======== INPUT FOR THIS TASK
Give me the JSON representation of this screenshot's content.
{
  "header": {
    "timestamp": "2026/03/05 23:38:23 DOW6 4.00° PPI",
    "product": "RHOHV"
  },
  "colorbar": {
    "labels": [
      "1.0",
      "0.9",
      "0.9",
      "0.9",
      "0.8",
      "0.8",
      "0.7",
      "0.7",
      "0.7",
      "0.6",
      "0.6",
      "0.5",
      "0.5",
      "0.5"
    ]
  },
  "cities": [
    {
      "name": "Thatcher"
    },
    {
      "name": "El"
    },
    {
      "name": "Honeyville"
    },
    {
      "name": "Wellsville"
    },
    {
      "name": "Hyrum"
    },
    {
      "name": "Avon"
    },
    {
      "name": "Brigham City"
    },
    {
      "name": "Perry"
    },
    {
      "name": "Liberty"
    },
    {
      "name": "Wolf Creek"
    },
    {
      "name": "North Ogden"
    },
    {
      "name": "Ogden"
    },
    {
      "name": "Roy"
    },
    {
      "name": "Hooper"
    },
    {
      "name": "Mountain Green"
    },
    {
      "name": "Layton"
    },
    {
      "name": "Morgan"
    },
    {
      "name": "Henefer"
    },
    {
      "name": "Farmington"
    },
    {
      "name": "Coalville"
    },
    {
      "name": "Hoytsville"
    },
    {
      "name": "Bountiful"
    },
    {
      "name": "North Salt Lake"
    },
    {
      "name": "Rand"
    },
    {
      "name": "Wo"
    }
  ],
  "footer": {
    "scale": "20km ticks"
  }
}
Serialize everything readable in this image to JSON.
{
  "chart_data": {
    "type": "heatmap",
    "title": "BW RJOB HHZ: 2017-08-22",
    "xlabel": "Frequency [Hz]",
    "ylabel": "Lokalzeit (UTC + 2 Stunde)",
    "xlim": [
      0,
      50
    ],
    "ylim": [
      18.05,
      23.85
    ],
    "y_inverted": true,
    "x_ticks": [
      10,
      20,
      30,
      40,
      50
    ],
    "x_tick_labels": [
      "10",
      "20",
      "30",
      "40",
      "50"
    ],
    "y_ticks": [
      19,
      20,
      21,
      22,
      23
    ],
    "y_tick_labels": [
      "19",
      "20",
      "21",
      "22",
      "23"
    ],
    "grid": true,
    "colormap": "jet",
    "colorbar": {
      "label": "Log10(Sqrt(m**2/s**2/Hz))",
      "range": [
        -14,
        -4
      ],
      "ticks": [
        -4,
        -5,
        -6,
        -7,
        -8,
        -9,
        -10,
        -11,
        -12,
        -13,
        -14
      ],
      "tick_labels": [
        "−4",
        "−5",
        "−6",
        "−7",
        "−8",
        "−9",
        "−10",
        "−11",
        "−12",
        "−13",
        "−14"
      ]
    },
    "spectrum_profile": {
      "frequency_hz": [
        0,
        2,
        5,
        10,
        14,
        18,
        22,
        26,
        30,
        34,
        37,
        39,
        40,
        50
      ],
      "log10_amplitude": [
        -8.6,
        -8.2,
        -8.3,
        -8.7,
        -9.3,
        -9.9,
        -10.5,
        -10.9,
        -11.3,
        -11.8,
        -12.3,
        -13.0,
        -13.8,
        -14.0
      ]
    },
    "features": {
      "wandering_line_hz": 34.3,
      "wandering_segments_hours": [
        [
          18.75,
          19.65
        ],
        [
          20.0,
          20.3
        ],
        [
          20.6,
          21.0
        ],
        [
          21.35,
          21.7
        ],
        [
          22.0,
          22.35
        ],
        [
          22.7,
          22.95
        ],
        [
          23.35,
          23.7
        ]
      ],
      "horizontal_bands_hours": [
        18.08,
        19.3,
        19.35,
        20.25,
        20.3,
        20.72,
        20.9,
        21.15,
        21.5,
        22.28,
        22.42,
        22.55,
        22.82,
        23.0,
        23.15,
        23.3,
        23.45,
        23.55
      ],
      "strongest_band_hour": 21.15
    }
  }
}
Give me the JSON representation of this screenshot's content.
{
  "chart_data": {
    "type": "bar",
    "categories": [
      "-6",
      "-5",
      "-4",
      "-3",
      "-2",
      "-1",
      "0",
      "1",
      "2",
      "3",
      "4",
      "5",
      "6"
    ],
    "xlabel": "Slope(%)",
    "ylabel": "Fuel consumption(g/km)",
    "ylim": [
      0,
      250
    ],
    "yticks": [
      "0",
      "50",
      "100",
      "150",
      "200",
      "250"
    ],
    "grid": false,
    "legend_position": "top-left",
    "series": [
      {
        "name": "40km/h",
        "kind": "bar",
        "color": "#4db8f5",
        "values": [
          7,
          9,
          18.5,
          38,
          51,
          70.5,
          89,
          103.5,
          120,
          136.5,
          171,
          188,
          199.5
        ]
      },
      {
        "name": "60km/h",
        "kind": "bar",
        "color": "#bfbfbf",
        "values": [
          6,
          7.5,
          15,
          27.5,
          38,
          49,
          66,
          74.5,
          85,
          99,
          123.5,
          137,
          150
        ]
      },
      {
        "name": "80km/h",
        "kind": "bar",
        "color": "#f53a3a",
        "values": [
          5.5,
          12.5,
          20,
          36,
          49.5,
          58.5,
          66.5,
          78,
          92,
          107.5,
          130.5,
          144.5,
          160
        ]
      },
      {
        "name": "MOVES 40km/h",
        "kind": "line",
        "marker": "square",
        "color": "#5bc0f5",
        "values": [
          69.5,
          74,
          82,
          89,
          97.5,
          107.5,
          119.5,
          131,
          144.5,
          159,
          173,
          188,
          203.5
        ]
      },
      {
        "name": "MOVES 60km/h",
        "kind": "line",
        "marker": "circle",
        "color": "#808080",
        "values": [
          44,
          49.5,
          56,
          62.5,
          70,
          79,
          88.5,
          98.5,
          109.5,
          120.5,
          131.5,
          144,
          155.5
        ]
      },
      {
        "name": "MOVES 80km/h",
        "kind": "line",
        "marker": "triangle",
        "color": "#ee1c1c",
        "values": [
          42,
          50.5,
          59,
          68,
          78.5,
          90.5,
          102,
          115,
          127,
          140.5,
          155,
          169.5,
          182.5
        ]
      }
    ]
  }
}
================
◆ **TASK INSTRUCTIONS**
Repeat the listing above without any change.

◆ **CORRECT RESPONSE**
Give me the JSON representation of this screenshot's content.
{
  "header": {
    "timestamp": "2026/03/05 23:38:23 DOW6 4.00° PPI",
    "product": "RHOHV"
  },
  "colorbar": {
    "labels": [
      "1.0",
      "0.9",
      "0.9",
      "0.9",
      "0.8",
      "0.8",
      "0.7",
      "0.7",
      "0.7",
      "0.6",
      "0.6",
      "0.5",
      "0.5",
      "0.5"
    ]
  },
  "cities": [
    {
      "name": "Thatcher"
    },
    {
      "name": "El"
    },
    {
      "name": "Honeyville"
    },
    {
      "name": "Wellsville"
    },
    {
      "name": "Hyrum"
    },
    {
      "name": "Avon"
    },
    {
      "name": "Brigham City"
    },
    {
      "name": "Perry"
    },
    {
      "name": "Liberty"
    },
    {
      "name": "Wolf Creek"
    },
    {
      "name": "North Ogden"
    },
    {
      "name": "Ogden"
    },
    {
      "name": "Roy"
    },
    {
      "name": "Hooper"
    },
    {
      "name": "Mountain Green"
    },
    {
      "name": "Layton"
    },
    {
      "name": "Morgan"
    },
    {
      "name": "Henefer"
    },
    {
      "name": "Farmington"
    },
    {
      "name": "Coalville"
    },
    {
      "name": "Hoytsville"
    },
    {
      "name": "Bountiful"
    },
    {
      "name": "North Salt Lake"
    },
    {
      "name": "Rand"
    },
    {
      "name": "Wo"
    }
  ],
  "footer": {
    "scale": "20km ticks"
  }
}
Serialize everything readable in this image to JSON.
{
  "chart_data": {
    "type": "heatmap",
    "title": "BW RJOB HHZ: 2017-08-22",
    "xlabel": "Frequency [Hz]",
    "ylabel": "Lokalzeit (UTC + 2 Stunde)",
    "xlim": [
      0,
      50
    ],
    "ylim": [
      18.05,
      23.85
    ],
    "y_inverted": true,
    "x_ticks": [
      10,
      20,
      30,
      40,
      50
    ],
    "x_tick_labels": [
      "10",
      "20",
      "30",
      "40",
      "50"
    ],
    "y_ticks": [
      19,
      20,
      21,
      22,
      23
    ],
    "y_tick_labels": [
      "19",
      "20",
      "21",
      "22",
      "23"
    ],
    "grid": true,
    "colormap": "jet",
    "colorbar": {
      "label": "Log10(Sqrt(m**2/s**2/Hz))",
      "range": [
        -14,
        -4
      ],
      "ticks": [
        -4,
        -5,
        -6,
        -7,
        -8,
        -9,
        -10,
        -11,
        -12,
        -13,
        -14
      ],
      "tick_labels": [
        "−4",
        "−5",
        "−6",
        "−7",
        "−8",
        "−9",
        "−10",
        "−11",
        "−12",
        "−13",
        "−14"
      ]
    },
    "spectrum_profile": {
      "frequency_hz": [
        0,
        2,
        5,
        10,
        14,
        18,
        22,
        26,
        30,
        34,
        37,
        39,
        40,
        50
      ],
      "log10_amplitude": [
        -8.6,
        -8.2,
        -8.3,
        -8.7,
        -9.3,
        -9.9,
        -10.5,
        -10.9,
        -11.3,
        -11.8,
        -12.3,
        -13.0,
        -13.8,
        -14.0
      ]
    },
    "features": {
      "wandering_line_hz": 34.3,
      "wandering_segments_hours": [
        [
          18.75,
          19.65
        ],
        [
          20.0,
          20.3
        ],
        [
          20.6,
          21.0
        ],
        [
          21.35,
          21.7
        ],
        [
          22.0,
          22.35
        ],
        [
          22.7,
          22.95
        ],
        [
          23.35,
          23.7
        ]
      ],
      "horizontal_bands_hours": [
        18.08,
        19.3,
        19.35,
        20.25,
        20.3,
        20.72,
        20.9,
        21.15,
        21.5,
        22.28,
        22.42,
        22.55,
        22.82,
        23.0,
        23.15,
        23.3,
        23.45,
        23.55
      ],
      "strongest_band_hour": 21.15
    }
  }
}
Give me the JSON representation of this screenshot's content.
{
  "chart_data": {
    "type": "bar",
    "categories": [
      "-6",
      "-5",
      "-4",
      "-3",
      "-2",
      "-1",
      "0",
      "1",
      "2",
      "3",
      "4",
      "5",
      "6"
    ],
    "xlabel": "Slope(%)",
    "ylabel": "Fuel consumption(g/km)",
    "ylim": [
      0,
      250
    ],
    "yticks": [
      "0",
      "50",
      "100",
      "150",
      "200",
      "250"
    ],
    "grid": false,
    "legend_position": "top-left",
    "series": [
      {
        "name": "40km/h",
        "kind": "bar",
        "color": "#4db8f5",
        "values": [
          7,
          9,
          18.5,
          38,
          51,
          70.5,
          89,
          103.5,
          120,
          136.5,
          171,
          188,
          199.5
        ]
      },
      {
        "name": "60km/h",
        "kind": "bar",
        "color": "#bfbfbf",
        "values": [
          6,
          7.5,
          15,
          27.5,
          38,
          49,
          66,
          74.5,
          85,
          99,
          123.5,
          137,
          150
        ]
      },
      {
        "name": "80km/h",
        "kind": "bar",
        "color": "#f53a3a",
        "values": [
          5.5,
          12.5,
          20,
          36,
          49.5,
          58.5,
          66.5,
          78,
          92,
          107.5,
          130.5,
          144.5,
          160
        ]
      },
      {
        "name": "MOVES 40km/h",
        "kind": "line",
        "marker": "square",
        "color": "#5bc0f5",
        "values": [
          69.5,
          74,
          82,
          89,
          97.5,
          107.5,
          119.5,
          131,
          144.5,
          159,
          173,
          188,
          203.5
        ]
      },
      {
        "name": "MOVES 60km/h",
        "kind": "line",
        "marker": "circle",
        "color": "#808080",
        "values": [
          44,
          49.5,
          56,
          62.5,
          70,
          79,
          88.5,
          98.5,
          109.5,
          120.5,
          131.5,
          144,
          155.5
        ]
      },
      {
        "name": "MOVES 80km/h",
        "kind": "line",
        "marker": "triangle",
        "color": "#ee1c1c",
        "values": [
          42,
          50.5,
          59,
          68,
          78.5,
          90.5,
          102,
          115,
          127,
          140.5,
          155,
          169.5,
          182.5
        ]
      }
    ]
  }
}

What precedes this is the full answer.